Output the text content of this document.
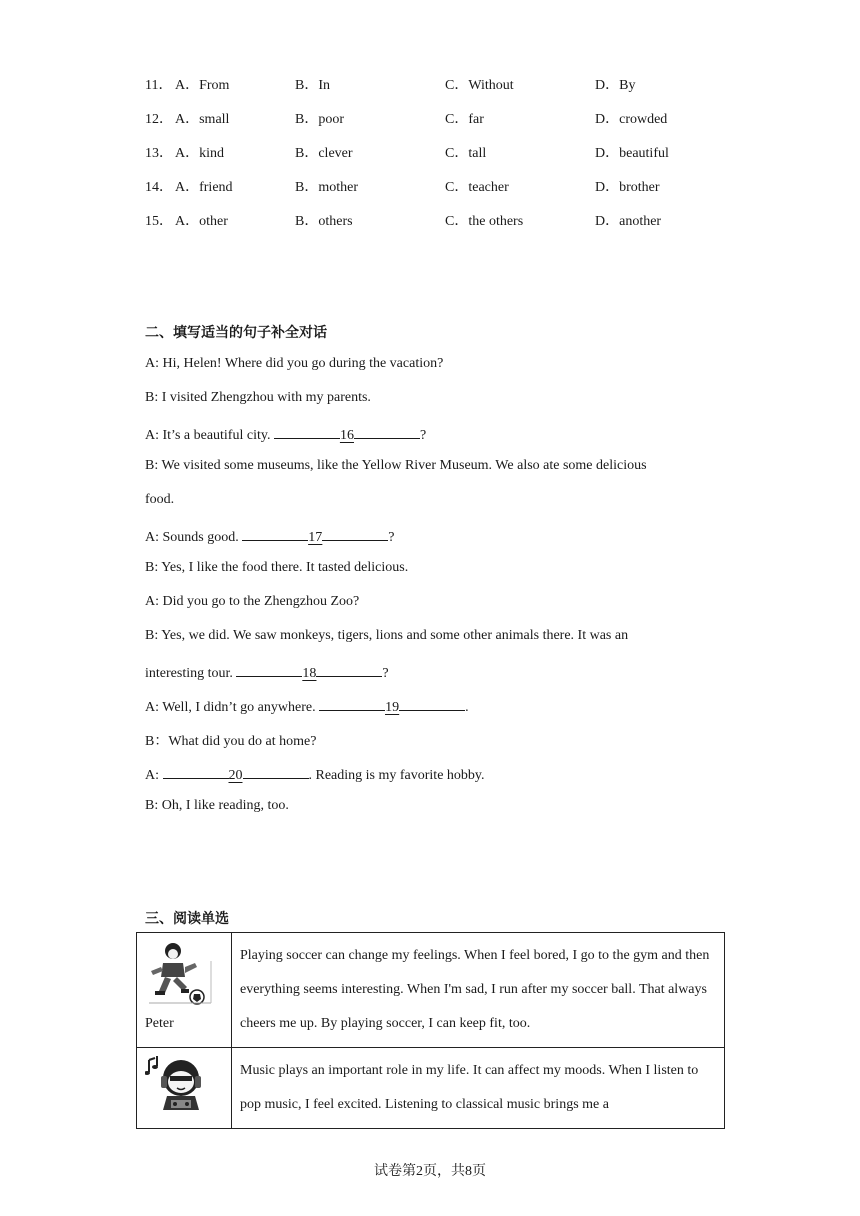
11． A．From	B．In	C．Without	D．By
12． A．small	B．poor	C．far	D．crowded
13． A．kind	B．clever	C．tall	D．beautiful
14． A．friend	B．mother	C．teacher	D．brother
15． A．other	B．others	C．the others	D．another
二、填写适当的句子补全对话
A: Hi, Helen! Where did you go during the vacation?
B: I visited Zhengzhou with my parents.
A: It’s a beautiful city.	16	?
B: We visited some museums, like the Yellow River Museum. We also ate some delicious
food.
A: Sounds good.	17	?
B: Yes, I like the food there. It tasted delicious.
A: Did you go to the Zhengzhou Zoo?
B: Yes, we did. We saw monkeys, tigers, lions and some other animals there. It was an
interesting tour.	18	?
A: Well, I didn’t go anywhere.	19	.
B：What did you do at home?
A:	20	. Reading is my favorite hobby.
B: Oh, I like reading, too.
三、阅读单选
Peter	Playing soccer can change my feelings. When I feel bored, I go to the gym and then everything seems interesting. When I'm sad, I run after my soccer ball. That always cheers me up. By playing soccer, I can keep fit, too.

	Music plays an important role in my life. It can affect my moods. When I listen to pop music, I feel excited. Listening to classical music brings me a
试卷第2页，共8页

· · · · ·

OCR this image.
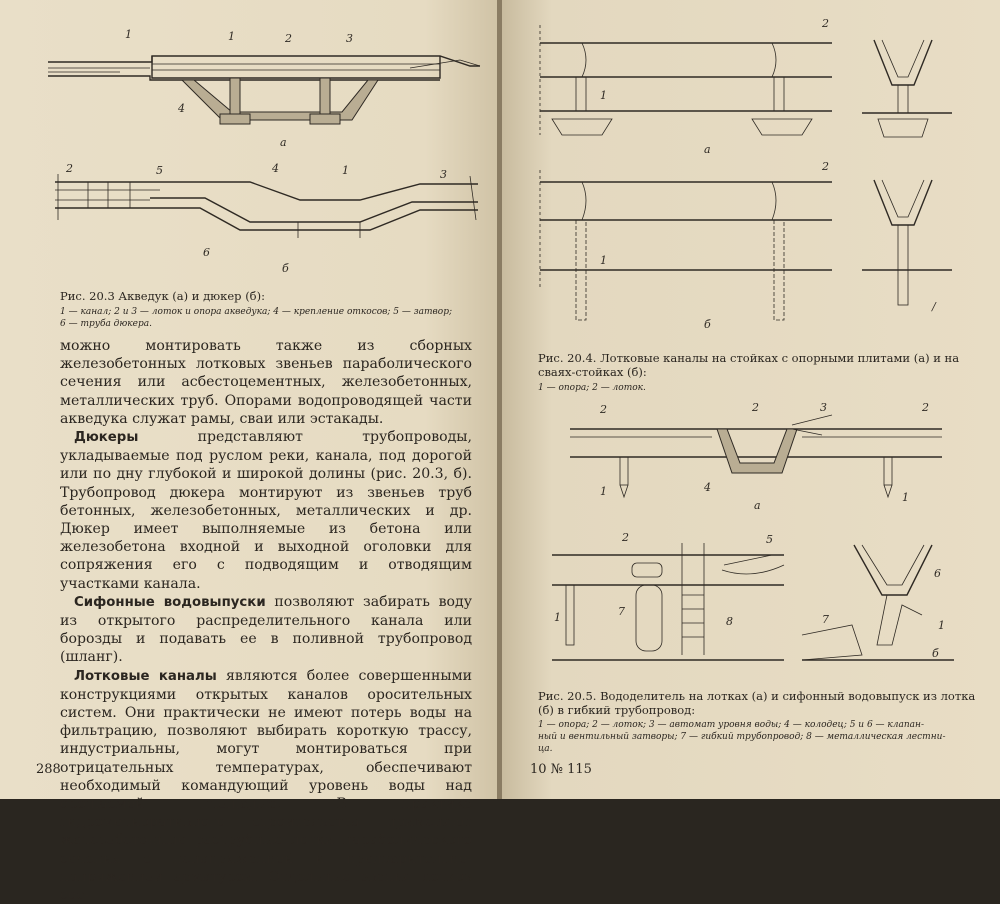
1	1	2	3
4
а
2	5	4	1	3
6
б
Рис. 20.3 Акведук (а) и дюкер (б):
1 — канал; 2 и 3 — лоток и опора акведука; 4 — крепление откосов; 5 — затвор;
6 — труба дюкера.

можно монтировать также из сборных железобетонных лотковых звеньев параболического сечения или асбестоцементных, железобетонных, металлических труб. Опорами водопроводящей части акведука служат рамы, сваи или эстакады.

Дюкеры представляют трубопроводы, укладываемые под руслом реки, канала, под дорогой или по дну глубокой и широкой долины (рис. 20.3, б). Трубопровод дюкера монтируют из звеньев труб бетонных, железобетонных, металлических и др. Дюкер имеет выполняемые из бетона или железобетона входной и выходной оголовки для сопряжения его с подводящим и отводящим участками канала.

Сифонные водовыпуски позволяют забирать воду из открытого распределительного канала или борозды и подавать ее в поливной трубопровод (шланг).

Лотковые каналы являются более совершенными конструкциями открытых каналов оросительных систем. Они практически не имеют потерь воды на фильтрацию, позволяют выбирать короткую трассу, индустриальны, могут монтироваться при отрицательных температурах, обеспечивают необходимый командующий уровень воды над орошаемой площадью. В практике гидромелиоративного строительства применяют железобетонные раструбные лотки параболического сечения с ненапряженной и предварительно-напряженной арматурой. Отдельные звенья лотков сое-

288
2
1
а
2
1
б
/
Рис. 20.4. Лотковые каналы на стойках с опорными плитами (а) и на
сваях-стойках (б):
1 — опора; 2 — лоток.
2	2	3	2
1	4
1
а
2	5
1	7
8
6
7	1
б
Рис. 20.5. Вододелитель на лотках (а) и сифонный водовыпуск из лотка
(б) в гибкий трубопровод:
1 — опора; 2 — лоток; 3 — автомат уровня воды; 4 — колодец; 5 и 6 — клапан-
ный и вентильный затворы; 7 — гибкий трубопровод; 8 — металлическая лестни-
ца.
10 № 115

· · · · ·

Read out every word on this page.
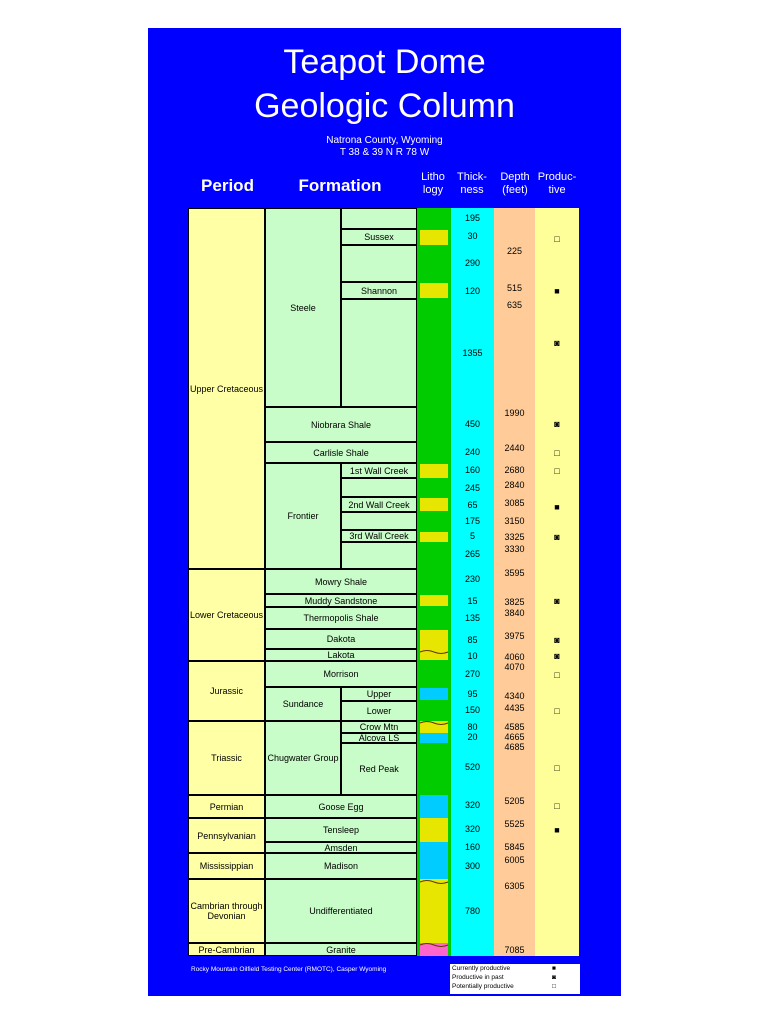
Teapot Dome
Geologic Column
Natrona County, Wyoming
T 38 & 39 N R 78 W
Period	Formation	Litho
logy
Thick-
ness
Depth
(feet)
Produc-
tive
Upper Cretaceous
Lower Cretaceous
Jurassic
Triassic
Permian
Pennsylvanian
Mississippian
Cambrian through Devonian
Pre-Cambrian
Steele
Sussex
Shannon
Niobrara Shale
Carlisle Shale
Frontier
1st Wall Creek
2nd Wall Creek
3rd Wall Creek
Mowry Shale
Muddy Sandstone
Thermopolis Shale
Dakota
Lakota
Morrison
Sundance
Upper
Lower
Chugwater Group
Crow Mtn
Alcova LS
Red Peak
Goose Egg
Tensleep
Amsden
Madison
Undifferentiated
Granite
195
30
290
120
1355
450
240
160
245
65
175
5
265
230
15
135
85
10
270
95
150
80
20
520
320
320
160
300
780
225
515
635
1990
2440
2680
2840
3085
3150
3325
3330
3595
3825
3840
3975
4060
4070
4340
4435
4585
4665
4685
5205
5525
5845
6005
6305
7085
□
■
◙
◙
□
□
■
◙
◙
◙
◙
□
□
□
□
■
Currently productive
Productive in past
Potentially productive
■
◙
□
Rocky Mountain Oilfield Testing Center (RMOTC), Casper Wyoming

· · · · ·

**What is required:** Each line in the listing above that contains "Wyoming" should be copied.

**Output of the task:**
Natrona County, Wyoming
Rocky Mountain Oilfield Testing Center (RMOTC), Casper Wyoming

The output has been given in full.